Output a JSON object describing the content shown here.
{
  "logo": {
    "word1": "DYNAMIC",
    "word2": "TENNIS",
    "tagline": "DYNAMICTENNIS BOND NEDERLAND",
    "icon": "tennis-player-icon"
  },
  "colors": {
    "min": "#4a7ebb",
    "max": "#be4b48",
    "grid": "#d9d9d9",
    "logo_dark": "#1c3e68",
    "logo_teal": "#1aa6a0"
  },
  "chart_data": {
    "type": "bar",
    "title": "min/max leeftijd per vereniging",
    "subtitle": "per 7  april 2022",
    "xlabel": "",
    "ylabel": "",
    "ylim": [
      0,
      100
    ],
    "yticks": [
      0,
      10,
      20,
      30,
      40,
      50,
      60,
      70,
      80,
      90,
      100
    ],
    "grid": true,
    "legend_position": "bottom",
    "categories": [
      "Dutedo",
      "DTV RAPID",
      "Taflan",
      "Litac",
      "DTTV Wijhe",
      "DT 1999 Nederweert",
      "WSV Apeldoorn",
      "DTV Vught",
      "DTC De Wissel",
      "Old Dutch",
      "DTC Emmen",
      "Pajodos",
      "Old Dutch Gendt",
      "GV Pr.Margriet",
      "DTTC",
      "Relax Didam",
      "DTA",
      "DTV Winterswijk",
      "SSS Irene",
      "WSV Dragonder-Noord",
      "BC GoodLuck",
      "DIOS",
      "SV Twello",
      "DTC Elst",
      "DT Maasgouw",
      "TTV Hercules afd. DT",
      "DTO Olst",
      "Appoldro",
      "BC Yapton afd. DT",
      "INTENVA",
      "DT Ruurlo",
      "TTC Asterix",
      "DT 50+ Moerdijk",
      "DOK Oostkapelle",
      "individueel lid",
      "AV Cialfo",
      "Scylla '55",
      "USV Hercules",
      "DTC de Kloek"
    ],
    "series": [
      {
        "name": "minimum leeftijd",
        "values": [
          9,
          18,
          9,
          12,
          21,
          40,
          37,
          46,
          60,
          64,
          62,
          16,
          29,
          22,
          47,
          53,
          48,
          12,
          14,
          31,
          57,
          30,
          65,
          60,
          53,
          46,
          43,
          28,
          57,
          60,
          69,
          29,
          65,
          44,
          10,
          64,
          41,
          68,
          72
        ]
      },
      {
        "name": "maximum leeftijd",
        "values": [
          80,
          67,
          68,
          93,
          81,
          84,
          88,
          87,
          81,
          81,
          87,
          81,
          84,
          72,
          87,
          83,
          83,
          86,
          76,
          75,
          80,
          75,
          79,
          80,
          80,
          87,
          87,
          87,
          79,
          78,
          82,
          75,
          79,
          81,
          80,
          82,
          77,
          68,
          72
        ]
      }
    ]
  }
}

·····

WHAT YOU SHOULD DO ▸
Output the records above in their entirety, exactly.

RESULT OF THE TASK ▸
Output a JSON object describing the content shown here.
{
  "logo": {
    "word1": "DYNAMIC",
    "word2": "TENNIS",
    "tagline": "DYNAMICTENNIS BOND NEDERLAND",
    "icon": "tennis-player-icon"
  },
  "colors": {
    "min": "#4a7ebb",
    "max": "#be4b48",
    "grid": "#d9d9d9",
    "logo_dark": "#1c3e68",
    "logo_teal": "#1aa6a0"
  },
  "chart_data": {
    "type": "bar",
    "title": "min/max leeftijd per vereniging",
    "subtitle": "per 7  april 2022",
    "xlabel": "",
    "ylabel": "",
    "ylim": [
      0,
      100
    ],
    "yticks": [
      0,
      10,
      20,
      30,
      40,
      50,
      60,
      70,
      80,
      90,
      100
    ],
    "grid": true,
    "legend_position": "bottom",
    "categories": [
      "Dutedo",
      "DTV RAPID",
      "Taflan",
      "Litac",
      "DTTV Wijhe",
      "DT 1999 Nederweert",
      "WSV Apeldoorn",
      "DTV Vught",
      "DTC De Wissel",
      "Old Dutch",
      "DTC Emmen",
      "Pajodos",
      "Old Dutch Gendt",
      "GV Pr.Margriet",
      "DTTC",
      "Relax Didam",
      "DTA",
      "DTV Winterswijk",
      "SSS Irene",
      "WSV Dragonder-Noord",
      "BC GoodLuck",
      "DIOS",
      "SV Twello",
      "DTC Elst",
      "DT Maasgouw",
      "TTV Hercules afd. DT",
      "DTO Olst",
      "Appoldro",
      "BC Yapton afd. DT",
      "INTENVA",
      "DT Ruurlo",
      "TTC Asterix",
      "DT 50+ Moerdijk",
      "DOK Oostkapelle",
      "individueel lid",
      "AV Cialfo",
      "Scylla '55",
      "USV Hercules",
      "DTC de Kloek"
    ],
    "series": [
      {
        "name": "minimum leeftijd",
        "values": [
          9,
          18,
          9,
          12,
          21,
          40,
          37,
          46,
          60,
          64,
          62,
          16,
          29,
          22,
          47,
          53,
          48,
          12,
          14,
          31,
          57,
          30,
          65,
          60,
          53,
          46,
          43,
          28,
          57,
          60,
          69,
          29,
          65,
          44,
          10,
          64,
          41,
          68,
          72
        ]
      },
      {
        "name": "maximum leeftijd",
        "values": [
          80,
          67,
          68,
          93,
          81,
          84,
          88,
          87,
          81,
          81,
          87,
          81,
          84,
          72,
          87,
          83,
          83,
          86,
          76,
          75,
          80,
          75,
          79,
          80,
          80,
          87,
          87,
          87,
          79,
          78,
          82,
          75,
          79,
          81,
          80,
          82,
          77,
          68,
          72
        ]
      }
    ]
  }
}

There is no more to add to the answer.